# What is expected:
Give the data again, word for word.

# Data shown:
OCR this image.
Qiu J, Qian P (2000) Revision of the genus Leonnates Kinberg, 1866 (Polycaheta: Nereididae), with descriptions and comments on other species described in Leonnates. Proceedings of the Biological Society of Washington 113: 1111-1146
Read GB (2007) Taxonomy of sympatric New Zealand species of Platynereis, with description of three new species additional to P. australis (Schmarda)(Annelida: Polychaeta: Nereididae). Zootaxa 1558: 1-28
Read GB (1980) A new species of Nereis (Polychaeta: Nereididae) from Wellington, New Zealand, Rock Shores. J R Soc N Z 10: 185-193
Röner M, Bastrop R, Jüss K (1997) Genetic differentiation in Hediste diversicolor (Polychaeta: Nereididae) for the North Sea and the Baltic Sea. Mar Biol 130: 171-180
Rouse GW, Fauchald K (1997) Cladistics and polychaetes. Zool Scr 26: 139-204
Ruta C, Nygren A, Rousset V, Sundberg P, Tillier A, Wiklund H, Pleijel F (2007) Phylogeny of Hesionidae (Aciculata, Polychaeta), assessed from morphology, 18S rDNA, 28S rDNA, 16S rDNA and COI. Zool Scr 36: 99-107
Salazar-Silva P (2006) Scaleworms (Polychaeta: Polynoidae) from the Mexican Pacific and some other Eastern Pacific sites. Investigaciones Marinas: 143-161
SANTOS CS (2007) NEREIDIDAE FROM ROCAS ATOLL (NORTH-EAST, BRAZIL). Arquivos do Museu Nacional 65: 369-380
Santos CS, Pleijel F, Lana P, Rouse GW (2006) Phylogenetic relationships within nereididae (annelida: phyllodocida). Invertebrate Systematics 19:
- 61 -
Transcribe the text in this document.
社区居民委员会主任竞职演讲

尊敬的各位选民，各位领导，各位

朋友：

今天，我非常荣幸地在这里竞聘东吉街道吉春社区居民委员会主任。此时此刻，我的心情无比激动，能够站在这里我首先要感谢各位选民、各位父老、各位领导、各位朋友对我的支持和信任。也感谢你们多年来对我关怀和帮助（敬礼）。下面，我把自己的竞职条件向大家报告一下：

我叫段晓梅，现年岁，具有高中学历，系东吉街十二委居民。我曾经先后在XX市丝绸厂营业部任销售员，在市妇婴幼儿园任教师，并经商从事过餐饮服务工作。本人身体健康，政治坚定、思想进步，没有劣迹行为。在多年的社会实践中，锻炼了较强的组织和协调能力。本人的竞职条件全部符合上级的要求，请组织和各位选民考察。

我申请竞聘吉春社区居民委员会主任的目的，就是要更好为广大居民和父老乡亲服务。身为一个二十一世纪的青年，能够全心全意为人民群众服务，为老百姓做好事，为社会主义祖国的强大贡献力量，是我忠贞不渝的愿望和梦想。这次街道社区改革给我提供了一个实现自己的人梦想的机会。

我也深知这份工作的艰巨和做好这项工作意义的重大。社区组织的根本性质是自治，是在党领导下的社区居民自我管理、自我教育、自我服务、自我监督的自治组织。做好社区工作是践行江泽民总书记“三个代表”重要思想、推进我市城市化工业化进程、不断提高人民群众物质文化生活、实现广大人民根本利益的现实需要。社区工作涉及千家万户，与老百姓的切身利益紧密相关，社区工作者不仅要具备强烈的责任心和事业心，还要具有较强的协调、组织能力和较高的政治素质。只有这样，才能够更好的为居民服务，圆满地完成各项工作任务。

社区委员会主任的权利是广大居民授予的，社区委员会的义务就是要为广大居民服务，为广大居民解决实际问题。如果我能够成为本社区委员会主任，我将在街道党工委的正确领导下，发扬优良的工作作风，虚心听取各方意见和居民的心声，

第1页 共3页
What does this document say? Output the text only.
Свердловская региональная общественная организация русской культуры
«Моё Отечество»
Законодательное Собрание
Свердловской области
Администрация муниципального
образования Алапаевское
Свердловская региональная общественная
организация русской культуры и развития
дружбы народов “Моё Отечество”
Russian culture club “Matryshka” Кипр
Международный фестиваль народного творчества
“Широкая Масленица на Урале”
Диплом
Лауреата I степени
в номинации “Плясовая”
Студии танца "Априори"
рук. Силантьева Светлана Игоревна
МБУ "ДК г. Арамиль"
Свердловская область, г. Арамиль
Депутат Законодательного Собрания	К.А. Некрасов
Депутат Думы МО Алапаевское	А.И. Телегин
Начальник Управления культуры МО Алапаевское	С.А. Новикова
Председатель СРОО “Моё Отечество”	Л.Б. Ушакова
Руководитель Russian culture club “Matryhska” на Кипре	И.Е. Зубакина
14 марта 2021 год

# Solved problem:
OCR this image.
Qiu J, Qian P (2000) Revision of the genus Leonnates Kinberg, 1866 (Polycaheta: Nereididae), with descriptions and comments on other species described in Leonnates. Proceedings of the Biological Society of Washington 113: 1111-1146
Read GB (2007) Taxonomy of sympatric New Zealand species of Platynereis, with description of three new species additional to P. australis (Schmarda)(Annelida: Polychaeta: Nereididae). Zootaxa 1558: 1-28
Read GB (1980) A new species of Nereis (Polychaeta: Nereididae) from Wellington, New Zealand, Rock Shores. J R Soc N Z 10: 185-193
Röner M, Bastrop R, Jüss K (1997) Genetic differentiation in Hediste diversicolor (Polychaeta: Nereididae) for the North Sea and the Baltic Sea. Mar Biol 130: 171-180
Rouse GW, Fauchald K (1997) Cladistics and polychaetes. Zool Scr 26: 139-204
Ruta C, Nygren A, Rousset V, Sundberg P, Tillier A, Wiklund H, Pleijel F (2007) Phylogeny of Hesionidae (Aciculata, Polychaeta), assessed from morphology, 18S rDNA, 28S rDNA, 16S rDNA and COI. Zool Scr 36: 99-107
Salazar-Silva P (2006) Scaleworms (Polychaeta: Polynoidae) from the Mexican Pacific and some other Eastern Pacific sites. Investigaciones Marinas: 143-161
SANTOS CS (2007) NEREIDIDAE FROM ROCAS ATOLL (NORTH-EAST, BRAZIL). Arquivos do Museu Nacional 65: 369-380
Santos CS, Pleijel F, Lana P, Rouse GW (2006) Phylogenetic relationships within nereididae (annelida: phyllodocida). Invertebrate Systematics 19:
- 61 -
Transcribe the text in this document.
社区居民委员会主任竞职演讲

尊敬的各位选民，各位领导，各位

朋友：

今天，我非常荣幸地在这里竞聘东吉街道吉春社区居民委员会主任。此时此刻，我的心情无比激动，能够站在这里我首先要感谢各位选民、各位父老、各位领导、各位朋友对我的支持和信任。也感谢你们多年来对我关怀和帮助（敬礼）。下面，我把自己的竞职条件向大家报告一下：

我叫段晓梅，现年岁，具有高中学历，系东吉街十二委居民。我曾经先后在XX市丝绸厂营业部任销售员，在市妇婴幼儿园任教师，并经商从事过餐饮服务工作。本人身体健康，政治坚定、思想进步，没有劣迹行为。在多年的社会实践中，锻炼了较强的组织和协调能力。本人的竞职条件全部符合上级的要求，请组织和各位选民考察。

我申请竞聘吉春社区居民委员会主任的目的，就是要更好为广大居民和父老乡亲服务。身为一个二十一世纪的青年，能够全心全意为人民群众服务，为老百姓做好事，为社会主义祖国的强大贡献力量，是我忠贞不渝的愿望和梦想。这次街道社区改革给我提供了一个实现自己的人梦想的机会。

我也深知这份工作的艰巨和做好这项工作意义的重大。社区组织的根本性质是自治，是在党领导下的社区居民自我管理、自我教育、自我服务、自我监督的自治组织。做好社区工作是践行江泽民总书记“三个代表”重要思想、推进我市城市化工业化进程、不断提高人民群众物质文化生活、实现广大人民根本利益的现实需要。社区工作涉及千家万户，与老百姓的切身利益紧密相关，社区工作者不仅要具备强烈的责任心和事业心，还要具有较强的协调、组织能力和较高的政治素质。只有这样，才能够更好的为居民服务，圆满地完成各项工作任务。

社区委员会主任的权利是广大居民授予的，社区委员会的义务就是要为广大居民服务，为广大居民解决实际问题。如果我能够成为本社区委员会主任，我将在街道党工委的正确领导下，发扬优良的工作作风，虚心听取各方意见和居民的心声，

第1页 共3页
What does this document say? Output the text only.
Свердловская региональная общественная организация русской культуры
«Моё Отечество»
Законодательное Собрание
Свердловской области
Администрация муниципального
образования Алапаевское
Свердловская региональная общественная
организация русской культуры и развития
дружбы народов “Моё Отечество”
Russian culture club “Matryshka” Кипр
Международный фестиваль народного творчества
“Широкая Масленица на Урале”
Диплом
Лауреата I степени
в номинации “Плясовая”
Студии танца "Априори"
рук. Силантьева Светлана Игоревна
МБУ "ДК г. Арамиль"
Свердловская область, г. Арамиль
Депутат Законодательного Собрания	К.А. Некрасов
Депутат Думы МО Алапаевское	А.И. Телегин
Начальник Управления культуры МО Алапаевское	С.А. Новикова
Председатель СРОО “Моё Отечество”	Л.Б. Ушакова
Руководитель Russian culture club “Matryhska” на Кипре	И.Е. Зубакина
14 марта 2021 год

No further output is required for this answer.